• **Written problem**
Filter the listing below, copying every line in which the word "Zertifikat" appears.

• **Items**
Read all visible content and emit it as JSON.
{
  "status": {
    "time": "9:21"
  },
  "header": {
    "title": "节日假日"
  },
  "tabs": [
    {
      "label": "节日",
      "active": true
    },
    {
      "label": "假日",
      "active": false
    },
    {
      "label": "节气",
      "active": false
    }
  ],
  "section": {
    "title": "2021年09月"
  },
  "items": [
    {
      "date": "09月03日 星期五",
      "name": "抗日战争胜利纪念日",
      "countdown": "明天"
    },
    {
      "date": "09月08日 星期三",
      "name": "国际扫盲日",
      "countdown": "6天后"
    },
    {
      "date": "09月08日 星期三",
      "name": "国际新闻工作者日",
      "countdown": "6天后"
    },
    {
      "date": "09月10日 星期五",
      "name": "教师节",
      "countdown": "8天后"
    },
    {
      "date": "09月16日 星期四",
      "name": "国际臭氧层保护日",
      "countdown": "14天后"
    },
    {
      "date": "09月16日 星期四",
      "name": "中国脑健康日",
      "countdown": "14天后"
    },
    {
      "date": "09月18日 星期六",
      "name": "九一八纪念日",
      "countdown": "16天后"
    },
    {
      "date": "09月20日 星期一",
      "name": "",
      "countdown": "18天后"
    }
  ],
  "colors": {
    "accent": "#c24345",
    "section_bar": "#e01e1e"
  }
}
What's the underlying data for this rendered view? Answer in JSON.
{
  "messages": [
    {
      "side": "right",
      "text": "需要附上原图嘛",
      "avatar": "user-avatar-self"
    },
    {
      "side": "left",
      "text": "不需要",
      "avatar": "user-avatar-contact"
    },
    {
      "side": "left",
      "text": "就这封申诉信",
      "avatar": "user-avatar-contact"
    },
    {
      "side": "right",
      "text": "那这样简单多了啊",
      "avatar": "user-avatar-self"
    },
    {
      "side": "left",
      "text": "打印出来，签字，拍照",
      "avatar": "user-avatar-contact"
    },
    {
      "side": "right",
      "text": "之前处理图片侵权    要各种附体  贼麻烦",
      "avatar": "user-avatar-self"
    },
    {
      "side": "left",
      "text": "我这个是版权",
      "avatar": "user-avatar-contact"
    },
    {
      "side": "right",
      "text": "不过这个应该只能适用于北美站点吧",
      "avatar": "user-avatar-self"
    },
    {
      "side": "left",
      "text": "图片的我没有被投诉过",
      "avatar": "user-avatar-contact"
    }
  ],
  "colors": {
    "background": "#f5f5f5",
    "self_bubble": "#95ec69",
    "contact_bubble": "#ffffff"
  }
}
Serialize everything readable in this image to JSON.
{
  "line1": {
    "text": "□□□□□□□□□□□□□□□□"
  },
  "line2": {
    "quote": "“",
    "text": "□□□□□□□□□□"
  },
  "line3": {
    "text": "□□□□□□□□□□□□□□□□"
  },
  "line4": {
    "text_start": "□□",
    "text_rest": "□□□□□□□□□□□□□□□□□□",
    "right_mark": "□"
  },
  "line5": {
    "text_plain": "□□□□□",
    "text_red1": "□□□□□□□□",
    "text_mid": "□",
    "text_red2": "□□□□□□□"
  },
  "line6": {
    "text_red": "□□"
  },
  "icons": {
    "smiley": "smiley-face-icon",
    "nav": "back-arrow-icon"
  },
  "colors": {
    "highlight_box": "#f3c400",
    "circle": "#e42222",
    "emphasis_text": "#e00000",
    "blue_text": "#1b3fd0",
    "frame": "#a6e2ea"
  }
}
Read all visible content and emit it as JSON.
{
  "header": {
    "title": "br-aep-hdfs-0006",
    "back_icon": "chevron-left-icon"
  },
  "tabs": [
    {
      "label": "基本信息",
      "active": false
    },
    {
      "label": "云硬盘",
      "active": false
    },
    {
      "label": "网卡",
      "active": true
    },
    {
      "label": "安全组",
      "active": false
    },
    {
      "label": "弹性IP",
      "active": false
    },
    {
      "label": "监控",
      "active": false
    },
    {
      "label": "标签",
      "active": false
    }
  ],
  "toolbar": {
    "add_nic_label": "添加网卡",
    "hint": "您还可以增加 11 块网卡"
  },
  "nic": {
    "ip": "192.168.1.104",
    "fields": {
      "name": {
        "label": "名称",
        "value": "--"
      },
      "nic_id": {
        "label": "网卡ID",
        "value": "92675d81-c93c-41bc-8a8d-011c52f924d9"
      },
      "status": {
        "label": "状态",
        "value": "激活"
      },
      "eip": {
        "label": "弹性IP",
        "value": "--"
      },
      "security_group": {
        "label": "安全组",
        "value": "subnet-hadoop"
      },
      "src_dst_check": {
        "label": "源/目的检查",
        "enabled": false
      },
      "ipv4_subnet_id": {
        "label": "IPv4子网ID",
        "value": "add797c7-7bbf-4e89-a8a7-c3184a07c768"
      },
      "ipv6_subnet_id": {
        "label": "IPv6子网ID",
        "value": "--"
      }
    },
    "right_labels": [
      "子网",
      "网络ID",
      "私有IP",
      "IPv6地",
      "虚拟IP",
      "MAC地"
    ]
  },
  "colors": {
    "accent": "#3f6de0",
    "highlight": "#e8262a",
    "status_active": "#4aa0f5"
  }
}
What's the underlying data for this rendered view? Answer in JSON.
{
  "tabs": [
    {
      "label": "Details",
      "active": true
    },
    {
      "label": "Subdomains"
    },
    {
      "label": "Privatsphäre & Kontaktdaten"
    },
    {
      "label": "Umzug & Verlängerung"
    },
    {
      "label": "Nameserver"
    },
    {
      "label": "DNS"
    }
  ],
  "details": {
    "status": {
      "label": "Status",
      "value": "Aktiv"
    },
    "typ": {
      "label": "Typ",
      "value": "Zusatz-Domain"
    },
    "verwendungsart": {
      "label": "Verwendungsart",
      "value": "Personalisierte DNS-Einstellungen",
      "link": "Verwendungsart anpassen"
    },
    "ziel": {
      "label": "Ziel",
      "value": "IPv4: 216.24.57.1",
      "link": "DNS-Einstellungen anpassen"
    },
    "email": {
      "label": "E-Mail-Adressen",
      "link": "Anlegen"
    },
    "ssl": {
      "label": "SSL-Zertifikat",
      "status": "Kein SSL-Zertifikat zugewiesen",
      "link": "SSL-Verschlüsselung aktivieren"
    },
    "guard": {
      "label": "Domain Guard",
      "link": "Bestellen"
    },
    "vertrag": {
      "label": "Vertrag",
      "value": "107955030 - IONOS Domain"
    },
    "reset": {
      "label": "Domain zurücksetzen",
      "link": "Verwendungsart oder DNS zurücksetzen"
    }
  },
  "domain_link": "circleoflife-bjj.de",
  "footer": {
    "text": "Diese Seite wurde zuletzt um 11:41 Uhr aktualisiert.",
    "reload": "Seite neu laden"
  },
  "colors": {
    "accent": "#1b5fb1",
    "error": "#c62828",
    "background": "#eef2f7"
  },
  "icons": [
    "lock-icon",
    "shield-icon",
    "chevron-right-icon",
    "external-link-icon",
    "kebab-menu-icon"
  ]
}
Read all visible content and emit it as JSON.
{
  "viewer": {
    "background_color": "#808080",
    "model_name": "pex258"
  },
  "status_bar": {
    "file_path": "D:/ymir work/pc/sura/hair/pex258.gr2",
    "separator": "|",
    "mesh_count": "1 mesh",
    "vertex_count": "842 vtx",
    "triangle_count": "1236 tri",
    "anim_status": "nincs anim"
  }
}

• **Full solution**
      "label": "SSL-Zertifikat",
      "status": "Kein SSL-Zertifikat zugewiesen",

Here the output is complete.